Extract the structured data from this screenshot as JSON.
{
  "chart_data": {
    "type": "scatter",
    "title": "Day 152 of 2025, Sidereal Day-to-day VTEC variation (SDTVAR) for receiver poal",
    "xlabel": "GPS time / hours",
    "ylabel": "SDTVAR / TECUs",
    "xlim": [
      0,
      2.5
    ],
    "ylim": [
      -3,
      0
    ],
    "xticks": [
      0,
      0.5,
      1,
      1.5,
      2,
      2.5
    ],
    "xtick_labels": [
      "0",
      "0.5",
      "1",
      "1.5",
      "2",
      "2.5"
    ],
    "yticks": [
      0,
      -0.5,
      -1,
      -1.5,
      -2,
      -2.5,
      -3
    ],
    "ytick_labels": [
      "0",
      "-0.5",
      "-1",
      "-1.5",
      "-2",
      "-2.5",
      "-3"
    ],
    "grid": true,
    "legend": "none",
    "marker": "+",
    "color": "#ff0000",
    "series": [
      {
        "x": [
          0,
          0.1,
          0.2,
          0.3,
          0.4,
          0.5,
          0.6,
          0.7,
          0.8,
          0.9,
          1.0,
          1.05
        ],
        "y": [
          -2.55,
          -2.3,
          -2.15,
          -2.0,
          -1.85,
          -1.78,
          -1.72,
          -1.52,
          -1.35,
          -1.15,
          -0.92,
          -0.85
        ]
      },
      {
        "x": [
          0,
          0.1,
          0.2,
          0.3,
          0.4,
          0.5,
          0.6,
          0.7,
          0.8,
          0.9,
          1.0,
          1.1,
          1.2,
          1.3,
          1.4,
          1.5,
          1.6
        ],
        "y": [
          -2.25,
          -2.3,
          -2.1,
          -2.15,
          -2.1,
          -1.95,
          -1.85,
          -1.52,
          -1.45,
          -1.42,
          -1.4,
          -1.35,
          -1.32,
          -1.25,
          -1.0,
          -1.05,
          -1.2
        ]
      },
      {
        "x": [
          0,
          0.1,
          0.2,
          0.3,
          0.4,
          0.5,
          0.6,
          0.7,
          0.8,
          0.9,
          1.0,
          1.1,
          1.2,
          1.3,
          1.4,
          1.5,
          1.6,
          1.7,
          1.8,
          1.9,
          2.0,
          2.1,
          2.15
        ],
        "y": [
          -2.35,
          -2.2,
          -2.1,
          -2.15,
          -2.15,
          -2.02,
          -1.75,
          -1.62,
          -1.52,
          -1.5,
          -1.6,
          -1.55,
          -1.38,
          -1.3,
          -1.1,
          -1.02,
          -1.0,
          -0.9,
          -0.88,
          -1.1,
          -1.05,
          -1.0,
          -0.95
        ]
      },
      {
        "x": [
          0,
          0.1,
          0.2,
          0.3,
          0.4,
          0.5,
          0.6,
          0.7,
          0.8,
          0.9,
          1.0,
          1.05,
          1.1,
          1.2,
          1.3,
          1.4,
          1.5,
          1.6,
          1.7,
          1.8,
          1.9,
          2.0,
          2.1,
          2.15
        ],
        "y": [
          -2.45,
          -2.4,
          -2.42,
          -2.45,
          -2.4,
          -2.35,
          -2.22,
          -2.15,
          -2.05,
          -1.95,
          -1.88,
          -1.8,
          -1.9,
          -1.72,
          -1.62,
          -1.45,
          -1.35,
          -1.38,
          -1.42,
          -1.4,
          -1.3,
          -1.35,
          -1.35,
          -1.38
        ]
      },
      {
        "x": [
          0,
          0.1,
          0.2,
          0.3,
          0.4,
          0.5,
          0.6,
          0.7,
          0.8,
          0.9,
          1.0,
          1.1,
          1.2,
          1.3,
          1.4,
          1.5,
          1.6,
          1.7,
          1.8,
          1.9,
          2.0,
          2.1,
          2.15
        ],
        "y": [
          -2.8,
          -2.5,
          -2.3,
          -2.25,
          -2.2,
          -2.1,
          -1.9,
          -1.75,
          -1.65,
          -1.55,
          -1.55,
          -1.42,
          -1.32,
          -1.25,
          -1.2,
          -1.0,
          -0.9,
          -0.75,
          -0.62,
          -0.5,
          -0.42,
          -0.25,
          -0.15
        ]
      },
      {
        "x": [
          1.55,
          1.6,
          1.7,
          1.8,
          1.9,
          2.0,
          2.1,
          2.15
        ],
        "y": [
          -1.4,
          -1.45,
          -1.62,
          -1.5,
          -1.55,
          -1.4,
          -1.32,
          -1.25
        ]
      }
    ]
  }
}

▶ [Problem description]: Return the material in full, exactly as shown.

▶ [Solution to this task]:
Extract the structured data from this screenshot as JSON.
{
  "chart_data": {
    "type": "scatter",
    "title": "Day 152 of 2025, Sidereal Day-to-day VTEC variation (SDTVAR) for receiver poal",
    "xlabel": "GPS time / hours",
    "ylabel": "SDTVAR / TECUs",
    "xlim": [
      0,
      2.5
    ],
    "ylim": [
      -3,
      0
    ],
    "xticks": [
      0,
      0.5,
      1,
      1.5,
      2,
      2.5
    ],
    "xtick_labels": [
      "0",
      "0.5",
      "1",
      "1.5",
      "2",
      "2.5"
    ],
    "yticks": [
      0,
      -0.5,
      -1,
      -1.5,
      -2,
      -2.5,
      -3
    ],
    "ytick_labels": [
      "0",
      "-0.5",
      "-1",
      "-1.5",
      "-2",
      "-2.5",
      "-3"
    ],
    "grid": true,
    "legend": "none",
    "marker": "+",
    "color": "#ff0000",
    "series": [
      {
        "x": [
          0,
          0.1,
          0.2,
          0.3,
          0.4,
          0.5,
          0.6,
          0.7,
          0.8,
          0.9,
          1.0,
          1.05
        ],
        "y": [
          -2.55,
          -2.3,
          -2.15,
          -2.0,
          -1.85,
          -1.78,
          -1.72,
          -1.52,
          -1.35,
          -1.15,
          -0.92,
          -0.85
        ]
      },
      {
        "x": [
          0,
          0.1,
          0.2,
          0.3,
          0.4,
          0.5,
          0.6,
          0.7,
          0.8,
          0.9,
          1.0,
          1.1,
          1.2,
          1.3,
          1.4,
          1.5,
          1.6
        ],
        "y": [
          -2.25,
          -2.3,
          -2.1,
          -2.15,
          -2.1,
          -1.95,
          -1.85,
          -1.52,
          -1.45,
          -1.42,
          -1.4,
          -1.35,
          -1.32,
          -1.25,
          -1.0,
          -1.05,
          -1.2
        ]
      },
      {
        "x": [
          0,
          0.1,
          0.2,
          0.3,
          0.4,
          0.5,
          0.6,
          0.7,
          0.8,
          0.9,
          1.0,
          1.1,
          1.2,
          1.3,
          1.4,
          1.5,
          1.6,
          1.7,
          1.8,
          1.9,
          2.0,
          2.1,
          2.15
        ],
        "y": [
          -2.35,
          -2.2,
          -2.1,
          -2.15,
          -2.15,
          -2.02,
          -1.75,
          -1.62,
          -1.52,
          -1.5,
          -1.6,
          -1.55,
          -1.38,
          -1.3,
          -1.1,
          -1.02,
          -1.0,
          -0.9,
          -0.88,
          -1.1,
          -1.05,
          -1.0,
          -0.95
        ]
      },
      {
        "x": [
          0,
          0.1,
          0.2,
          0.3,
          0.4,
          0.5,
          0.6,
          0.7,
          0.8,
          0.9,
          1.0,
          1.05,
          1.1,
          1.2,
          1.3,
          1.4,
          1.5,
          1.6,
          1.7,
          1.8,
          1.9,
          2.0,
          2.1,
          2.15
        ],
        "y": [
          -2.45,
          -2.4,
          -2.42,
          -2.45,
          -2.4,
          -2.35,
          -2.22,
          -2.15,
          -2.05,
          -1.95,
          -1.88,
          -1.8,
          -1.9,
          -1.72,
          -1.62,
          -1.45,
          -1.35,
          -1.38,
          -1.42,
          -1.4,
          -1.3,
          -1.35,
          -1.35,
          -1.38
        ]
      },
      {
        "x": [
          0,
          0.1,
          0.2,
          0.3,
          0.4,
          0.5,
          0.6,
          0.7,
          0.8,
          0.9,
          1.0,
          1.1,
          1.2,
          1.3,
          1.4,
          1.5,
          1.6,
          1.7,
          1.8,
          1.9,
          2.0,
          2.1,
          2.15
        ],
        "y": [
          -2.8,
          -2.5,
          -2.3,
          -2.25,
          -2.2,
          -2.1,
          -1.9,
          -1.75,
          -1.65,
          -1.55,
          -1.55,
          -1.42,
          -1.32,
          -1.25,
          -1.2,
          -1.0,
          -0.9,
          -0.75,
          -0.62,
          -0.5,
          -0.42,
          -0.25,
          -0.15
        ]
      },
      {
        "x": [
          1.55,
          1.6,
          1.7,
          1.8,
          1.9,
          2.0,
          2.1,
          2.15
        ],
        "y": [
          -1.4,
          -1.45,
          -1.62,
          -1.5,
          -1.55,
          -1.4,
          -1.32,
          -1.25
        ]
      }
    ]
  }
}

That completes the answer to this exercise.